Requirements
Copy out all lines carrying the word "provato".

Lines of data
-*-*-

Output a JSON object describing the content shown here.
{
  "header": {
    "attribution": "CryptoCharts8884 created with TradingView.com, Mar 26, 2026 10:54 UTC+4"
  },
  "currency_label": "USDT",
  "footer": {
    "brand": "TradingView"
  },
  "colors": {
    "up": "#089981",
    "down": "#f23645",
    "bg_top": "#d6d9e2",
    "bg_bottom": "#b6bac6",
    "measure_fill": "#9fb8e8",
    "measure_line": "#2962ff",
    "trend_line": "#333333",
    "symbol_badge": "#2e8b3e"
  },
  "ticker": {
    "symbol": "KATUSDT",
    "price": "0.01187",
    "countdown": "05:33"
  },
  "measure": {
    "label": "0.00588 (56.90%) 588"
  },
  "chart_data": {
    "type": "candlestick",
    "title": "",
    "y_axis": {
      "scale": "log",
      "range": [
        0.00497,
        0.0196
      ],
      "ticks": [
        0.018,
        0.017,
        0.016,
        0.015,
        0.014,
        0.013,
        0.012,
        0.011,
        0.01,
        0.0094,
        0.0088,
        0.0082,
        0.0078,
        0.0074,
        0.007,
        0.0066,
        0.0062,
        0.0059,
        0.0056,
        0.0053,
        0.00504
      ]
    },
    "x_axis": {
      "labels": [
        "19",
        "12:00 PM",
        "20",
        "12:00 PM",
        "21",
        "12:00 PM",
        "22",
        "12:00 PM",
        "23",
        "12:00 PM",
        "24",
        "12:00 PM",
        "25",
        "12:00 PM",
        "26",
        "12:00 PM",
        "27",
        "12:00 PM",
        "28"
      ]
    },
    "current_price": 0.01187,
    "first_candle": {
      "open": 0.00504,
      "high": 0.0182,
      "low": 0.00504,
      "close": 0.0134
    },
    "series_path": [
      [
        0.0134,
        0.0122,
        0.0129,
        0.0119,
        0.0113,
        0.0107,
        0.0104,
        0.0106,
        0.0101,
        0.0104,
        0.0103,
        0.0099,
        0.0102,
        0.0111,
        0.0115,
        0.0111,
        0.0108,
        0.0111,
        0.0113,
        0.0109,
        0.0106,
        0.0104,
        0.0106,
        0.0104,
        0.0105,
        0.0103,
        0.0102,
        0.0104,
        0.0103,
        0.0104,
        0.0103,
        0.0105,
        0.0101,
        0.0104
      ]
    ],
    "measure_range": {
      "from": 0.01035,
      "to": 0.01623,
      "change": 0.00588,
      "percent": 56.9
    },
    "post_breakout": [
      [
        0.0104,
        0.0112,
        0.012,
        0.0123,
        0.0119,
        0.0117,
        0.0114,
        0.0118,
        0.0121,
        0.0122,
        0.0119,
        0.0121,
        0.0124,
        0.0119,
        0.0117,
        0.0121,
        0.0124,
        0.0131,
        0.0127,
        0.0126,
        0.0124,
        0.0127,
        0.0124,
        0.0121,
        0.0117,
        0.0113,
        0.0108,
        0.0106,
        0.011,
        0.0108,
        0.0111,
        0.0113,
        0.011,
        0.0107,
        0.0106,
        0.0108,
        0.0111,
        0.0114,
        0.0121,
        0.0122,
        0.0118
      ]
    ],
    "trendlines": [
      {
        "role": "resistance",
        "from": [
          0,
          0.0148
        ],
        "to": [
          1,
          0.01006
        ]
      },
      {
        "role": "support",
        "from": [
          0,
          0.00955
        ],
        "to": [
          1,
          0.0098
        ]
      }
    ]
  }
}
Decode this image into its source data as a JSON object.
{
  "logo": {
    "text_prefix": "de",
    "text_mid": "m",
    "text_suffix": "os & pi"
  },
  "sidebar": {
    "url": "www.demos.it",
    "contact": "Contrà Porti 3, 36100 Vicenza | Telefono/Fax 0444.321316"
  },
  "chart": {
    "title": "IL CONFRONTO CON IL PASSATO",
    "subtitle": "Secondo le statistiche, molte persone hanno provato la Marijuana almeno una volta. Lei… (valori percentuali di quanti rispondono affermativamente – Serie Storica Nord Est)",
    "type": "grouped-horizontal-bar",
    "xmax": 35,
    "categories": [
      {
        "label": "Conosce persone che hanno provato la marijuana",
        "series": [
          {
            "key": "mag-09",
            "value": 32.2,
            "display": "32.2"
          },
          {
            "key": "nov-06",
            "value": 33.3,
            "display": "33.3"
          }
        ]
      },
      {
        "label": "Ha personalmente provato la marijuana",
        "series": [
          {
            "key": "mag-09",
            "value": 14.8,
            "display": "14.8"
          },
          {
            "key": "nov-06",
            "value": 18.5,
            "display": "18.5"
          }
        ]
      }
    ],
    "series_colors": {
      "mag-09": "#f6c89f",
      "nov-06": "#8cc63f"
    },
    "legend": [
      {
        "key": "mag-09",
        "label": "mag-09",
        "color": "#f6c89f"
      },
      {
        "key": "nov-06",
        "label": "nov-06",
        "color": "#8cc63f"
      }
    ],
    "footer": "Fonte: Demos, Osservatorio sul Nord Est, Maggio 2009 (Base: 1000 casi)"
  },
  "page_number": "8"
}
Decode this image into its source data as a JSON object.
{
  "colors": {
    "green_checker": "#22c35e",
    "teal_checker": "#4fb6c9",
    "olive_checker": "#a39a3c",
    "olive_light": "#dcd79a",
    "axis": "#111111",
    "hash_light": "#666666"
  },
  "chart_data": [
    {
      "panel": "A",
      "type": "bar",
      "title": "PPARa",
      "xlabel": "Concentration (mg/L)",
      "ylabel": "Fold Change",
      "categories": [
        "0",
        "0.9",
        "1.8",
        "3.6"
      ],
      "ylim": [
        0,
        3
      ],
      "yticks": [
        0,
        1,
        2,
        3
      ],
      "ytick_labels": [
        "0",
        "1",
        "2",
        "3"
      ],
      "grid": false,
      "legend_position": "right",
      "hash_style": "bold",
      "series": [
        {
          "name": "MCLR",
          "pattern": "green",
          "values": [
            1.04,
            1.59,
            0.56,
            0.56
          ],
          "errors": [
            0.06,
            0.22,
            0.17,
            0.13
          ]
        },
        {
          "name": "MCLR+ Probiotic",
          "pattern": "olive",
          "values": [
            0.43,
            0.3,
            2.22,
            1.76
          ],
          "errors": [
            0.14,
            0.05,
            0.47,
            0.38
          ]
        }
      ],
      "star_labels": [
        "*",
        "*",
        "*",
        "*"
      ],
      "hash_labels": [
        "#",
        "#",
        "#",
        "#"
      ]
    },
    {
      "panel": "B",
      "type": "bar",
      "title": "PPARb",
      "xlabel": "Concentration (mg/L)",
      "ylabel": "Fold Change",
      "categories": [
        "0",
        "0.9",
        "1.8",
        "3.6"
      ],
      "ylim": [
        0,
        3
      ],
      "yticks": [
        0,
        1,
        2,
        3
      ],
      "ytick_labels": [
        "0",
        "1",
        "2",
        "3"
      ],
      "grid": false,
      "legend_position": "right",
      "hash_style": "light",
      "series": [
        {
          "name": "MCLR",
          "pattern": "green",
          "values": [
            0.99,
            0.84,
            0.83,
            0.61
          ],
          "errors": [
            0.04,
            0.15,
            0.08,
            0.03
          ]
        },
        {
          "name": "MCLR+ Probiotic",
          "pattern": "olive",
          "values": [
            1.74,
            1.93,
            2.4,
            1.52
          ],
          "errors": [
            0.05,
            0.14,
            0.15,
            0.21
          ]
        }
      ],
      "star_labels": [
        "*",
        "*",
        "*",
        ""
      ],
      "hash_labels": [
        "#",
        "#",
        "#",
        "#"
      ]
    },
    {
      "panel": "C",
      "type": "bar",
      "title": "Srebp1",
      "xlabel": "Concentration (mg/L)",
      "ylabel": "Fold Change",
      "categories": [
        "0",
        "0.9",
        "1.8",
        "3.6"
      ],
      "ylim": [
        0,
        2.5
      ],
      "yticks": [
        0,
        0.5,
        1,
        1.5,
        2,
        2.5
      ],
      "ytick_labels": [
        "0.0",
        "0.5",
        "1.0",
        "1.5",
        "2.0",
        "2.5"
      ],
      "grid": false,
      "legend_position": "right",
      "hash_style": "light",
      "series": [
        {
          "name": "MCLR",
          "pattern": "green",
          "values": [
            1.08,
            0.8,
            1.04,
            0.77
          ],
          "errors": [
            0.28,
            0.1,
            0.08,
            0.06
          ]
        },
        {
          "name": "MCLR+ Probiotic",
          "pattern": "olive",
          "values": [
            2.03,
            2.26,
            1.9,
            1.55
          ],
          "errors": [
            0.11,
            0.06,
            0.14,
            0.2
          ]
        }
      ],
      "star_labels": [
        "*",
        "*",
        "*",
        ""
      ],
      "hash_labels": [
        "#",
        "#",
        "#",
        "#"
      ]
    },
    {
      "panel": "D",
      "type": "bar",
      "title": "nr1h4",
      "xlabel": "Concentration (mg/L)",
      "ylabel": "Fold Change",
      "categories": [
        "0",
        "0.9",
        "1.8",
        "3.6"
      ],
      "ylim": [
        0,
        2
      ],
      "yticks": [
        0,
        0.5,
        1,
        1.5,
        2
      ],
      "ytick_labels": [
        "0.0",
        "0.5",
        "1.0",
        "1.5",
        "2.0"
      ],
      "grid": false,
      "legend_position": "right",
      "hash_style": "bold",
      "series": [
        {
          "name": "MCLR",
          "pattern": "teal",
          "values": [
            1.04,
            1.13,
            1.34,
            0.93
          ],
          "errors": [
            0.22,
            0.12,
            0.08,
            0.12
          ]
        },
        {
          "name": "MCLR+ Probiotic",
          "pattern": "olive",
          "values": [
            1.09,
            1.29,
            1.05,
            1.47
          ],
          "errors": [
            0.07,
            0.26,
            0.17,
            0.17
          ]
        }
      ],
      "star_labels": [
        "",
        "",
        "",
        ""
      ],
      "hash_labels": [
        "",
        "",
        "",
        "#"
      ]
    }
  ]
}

-*-*-

The result
    "subtitle": "Secondo le statistiche, molte persone hanno provato la Marijuana almeno una volta. Lei… (valori percentuali di quanti rispondono affermativamente – Serie Storica Nord Est)",
        "label": "Conosce persone che hanno provato la marijuana",
        "label": "Ha personalmente provato la marijuana",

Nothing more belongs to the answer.